• **EXERCISE OBJECTIVE**: Set down everything from the start of the entries below down to the line containing "x-tick-label: Sep — [899, 319, 927, 335]", reproducing each line exactly and including that final line.

• **DATASET EXCERPTS**:
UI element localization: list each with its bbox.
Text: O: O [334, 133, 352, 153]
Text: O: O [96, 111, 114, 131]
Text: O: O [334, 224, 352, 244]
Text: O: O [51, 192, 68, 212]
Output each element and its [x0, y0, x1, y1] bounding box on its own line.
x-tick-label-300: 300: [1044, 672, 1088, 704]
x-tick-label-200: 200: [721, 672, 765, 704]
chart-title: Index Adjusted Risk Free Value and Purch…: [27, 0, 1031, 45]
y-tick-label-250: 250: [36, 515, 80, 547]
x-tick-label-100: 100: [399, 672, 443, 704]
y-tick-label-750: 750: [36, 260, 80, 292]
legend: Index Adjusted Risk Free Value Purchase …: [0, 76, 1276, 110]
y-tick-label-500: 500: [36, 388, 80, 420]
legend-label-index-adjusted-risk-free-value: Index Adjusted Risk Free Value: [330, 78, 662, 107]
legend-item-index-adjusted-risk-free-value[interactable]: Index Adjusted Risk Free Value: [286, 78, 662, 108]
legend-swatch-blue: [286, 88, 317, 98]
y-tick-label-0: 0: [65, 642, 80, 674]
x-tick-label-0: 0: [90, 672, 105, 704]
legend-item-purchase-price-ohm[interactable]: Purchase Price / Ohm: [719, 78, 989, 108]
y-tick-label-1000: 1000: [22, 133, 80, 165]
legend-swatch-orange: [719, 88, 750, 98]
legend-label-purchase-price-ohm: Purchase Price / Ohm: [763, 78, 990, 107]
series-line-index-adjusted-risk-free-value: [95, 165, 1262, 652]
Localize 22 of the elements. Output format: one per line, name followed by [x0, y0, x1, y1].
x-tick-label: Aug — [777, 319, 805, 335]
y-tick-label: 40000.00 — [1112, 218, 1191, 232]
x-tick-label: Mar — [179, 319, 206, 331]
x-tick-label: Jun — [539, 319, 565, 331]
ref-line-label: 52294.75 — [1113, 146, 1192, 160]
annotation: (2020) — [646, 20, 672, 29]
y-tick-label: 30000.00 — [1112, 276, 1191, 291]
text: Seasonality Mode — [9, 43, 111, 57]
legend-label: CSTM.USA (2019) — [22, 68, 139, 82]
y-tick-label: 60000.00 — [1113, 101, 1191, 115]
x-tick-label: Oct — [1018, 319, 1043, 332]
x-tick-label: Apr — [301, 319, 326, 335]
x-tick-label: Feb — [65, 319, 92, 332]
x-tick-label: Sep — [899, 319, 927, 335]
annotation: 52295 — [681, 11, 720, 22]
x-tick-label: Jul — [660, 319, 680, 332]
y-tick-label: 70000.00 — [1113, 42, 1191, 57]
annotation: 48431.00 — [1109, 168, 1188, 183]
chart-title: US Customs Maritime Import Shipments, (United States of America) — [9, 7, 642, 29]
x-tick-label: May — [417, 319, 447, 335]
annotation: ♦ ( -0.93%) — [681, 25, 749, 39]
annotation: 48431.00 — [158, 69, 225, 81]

• **RESULT FOR THIS TASK**:
UI element localization: list each with its bbox.
Text: O: O [334, 133, 352, 153]
Text: O: O [96, 111, 114, 131]
Text: O: O [334, 224, 352, 244]
Text: O: O [51, 192, 68, 212]
Output each element and its [x0, y0, x1, y1] bounding box on its own line.
x-tick-label-300: 300: [1044, 672, 1088, 704]
x-tick-label-200: 200: [721, 672, 765, 704]
chart-title: Index Adjusted Risk Free Value and Purch…: [27, 0, 1031, 45]
y-tick-label-250: 250: [36, 515, 80, 547]
x-tick-label-100: 100: [399, 672, 443, 704]
y-tick-label-750: 750: [36, 260, 80, 292]
legend: Index Adjusted Risk Free Value Purchase …: [0, 76, 1276, 110]
y-tick-label-500: 500: [36, 388, 80, 420]
legend-label-index-adjusted-risk-free-value: Index Adjusted Risk Free Value: [330, 78, 662, 107]
legend-item-index-adjusted-risk-free-value[interactable]: Index Adjusted Risk Free Value: [286, 78, 662, 108]
legend-swatch-blue: [286, 88, 317, 98]
y-tick-label-0: 0: [65, 642, 80, 674]
x-tick-label-0: 0: [90, 672, 105, 704]
legend-item-purchase-price-ohm[interactable]: Purchase Price / Ohm: [719, 78, 989, 108]
y-tick-label-1000: 1000: [22, 133, 80, 165]
legend-swatch-orange: [719, 88, 750, 98]
legend-label-purchase-price-ohm: Purchase Price / Ohm: [763, 78, 990, 107]
series-line-index-adjusted-risk-free-value: [95, 165, 1262, 652]
Localize 22 of the elements. Output format: one per line, name followed by [x0, y0, x1, y1].
x-tick-label: Aug — [777, 319, 805, 335]
y-tick-label: 40000.00 — [1112, 218, 1191, 232]
x-tick-label: Mar — [179, 319, 206, 331]
x-tick-label: Jun — [539, 319, 565, 331]
ref-line-label: 52294.75 — [1113, 146, 1192, 160]
annotation: (2020) — [646, 20, 672, 29]
y-tick-label: 30000.00 — [1112, 276, 1191, 291]
text: Seasonality Mode — [9, 43, 111, 57]
legend-label: CSTM.USA (2019) — [22, 68, 139, 82]
y-tick-label: 60000.00 — [1113, 101, 1191, 115]
x-tick-label: Oct — [1018, 319, 1043, 332]
x-tick-label: Apr — [301, 319, 326, 335]
x-tick-label: Feb — [65, 319, 92, 332]
x-tick-label: Sep — [899, 319, 927, 335]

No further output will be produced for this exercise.